## BEGIN

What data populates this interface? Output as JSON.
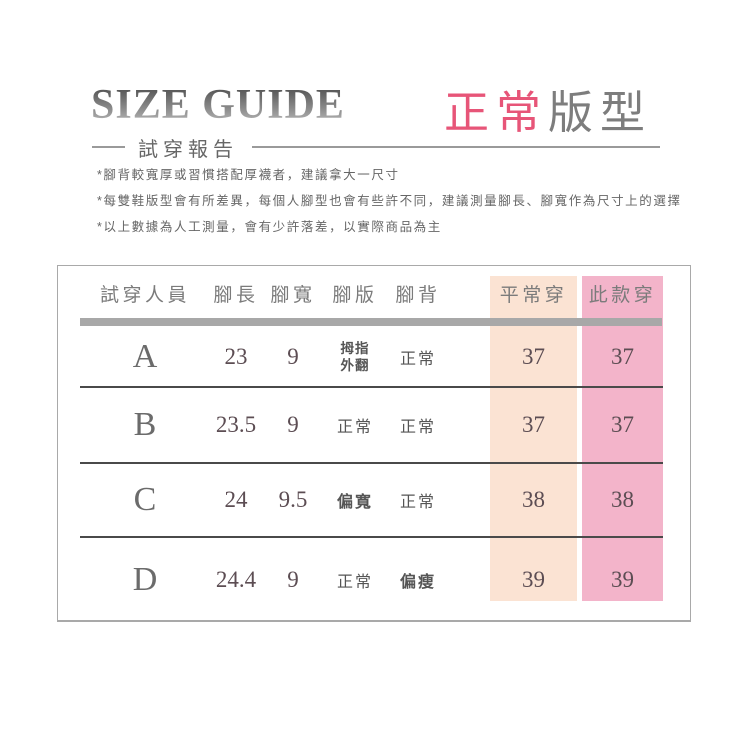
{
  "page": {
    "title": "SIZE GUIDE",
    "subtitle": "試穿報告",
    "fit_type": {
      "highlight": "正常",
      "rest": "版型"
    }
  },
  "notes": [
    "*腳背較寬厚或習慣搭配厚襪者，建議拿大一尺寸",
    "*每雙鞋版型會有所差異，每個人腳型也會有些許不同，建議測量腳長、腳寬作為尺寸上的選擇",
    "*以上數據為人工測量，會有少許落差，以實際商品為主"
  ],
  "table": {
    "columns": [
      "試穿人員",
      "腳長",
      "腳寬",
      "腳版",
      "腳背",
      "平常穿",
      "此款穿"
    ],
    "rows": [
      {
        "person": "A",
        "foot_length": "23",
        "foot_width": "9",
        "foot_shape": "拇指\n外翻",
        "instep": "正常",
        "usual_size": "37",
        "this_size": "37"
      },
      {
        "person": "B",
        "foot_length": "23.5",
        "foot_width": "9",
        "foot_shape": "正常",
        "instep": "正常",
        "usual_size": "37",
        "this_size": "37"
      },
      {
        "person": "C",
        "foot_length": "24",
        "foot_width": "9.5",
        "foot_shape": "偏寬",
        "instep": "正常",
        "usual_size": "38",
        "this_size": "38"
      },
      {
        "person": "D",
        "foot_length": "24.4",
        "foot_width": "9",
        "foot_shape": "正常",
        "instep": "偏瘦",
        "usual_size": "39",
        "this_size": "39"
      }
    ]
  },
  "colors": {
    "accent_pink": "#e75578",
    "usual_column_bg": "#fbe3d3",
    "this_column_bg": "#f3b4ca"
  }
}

## END

What to work on: Using the records above, output their complete text exactly, minus any images.

Expected answer:
What data populates this interface? Output as JSON.
{
  "page": {
    "title": "SIZE GUIDE",
    "subtitle": "試穿報告",
    "fit_type": {
      "highlight": "正常",
      "rest": "版型"
    }
  },
  "notes": [
    "*腳背較寬厚或習慣搭配厚襪者，建議拿大一尺寸",
    "*每雙鞋版型會有所差異，每個人腳型也會有些許不同，建議測量腳長、腳寬作為尺寸上的選擇",
    "*以上數據為人工測量，會有少許落差，以實際商品為主"
  ],
  "table": {
    "columns": [
      "試穿人員",
      "腳長",
      "腳寬",
      "腳版",
      "腳背",
      "平常穿",
      "此款穿"
    ],
    "rows": [
      {
        "person": "A",
        "foot_length": "23",
        "foot_width": "9",
        "foot_shape": "拇指\n外翻",
        "instep": "正常",
        "usual_size": "37",
        "this_size": "37"
      },
      {
        "person": "B",
        "foot_length": "23.5",
        "foot_width": "9",
        "foot_shape": "正常",
        "instep": "正常",
        "usual_size": "37",
        "this_size": "37"
      },
      {
        "person": "C",
        "foot_length": "24",
        "foot_width": "9.5",
        "foot_shape": "偏寬",
        "instep": "正常",
        "usual_size": "38",
        "this_size": "38"
      },
      {
        "person": "D",
        "foot_length": "24.4",
        "foot_width": "9",
        "foot_shape": "正常",
        "instep": "偏瘦",
        "usual_size": "39",
        "this_size": "39"
      }
    ]
  },
  "colors": {
    "accent_pink": "#e75578",
    "usual_column_bg": "#fbe3d3",
    "this_column_bg": "#f3b4ca"
  }
}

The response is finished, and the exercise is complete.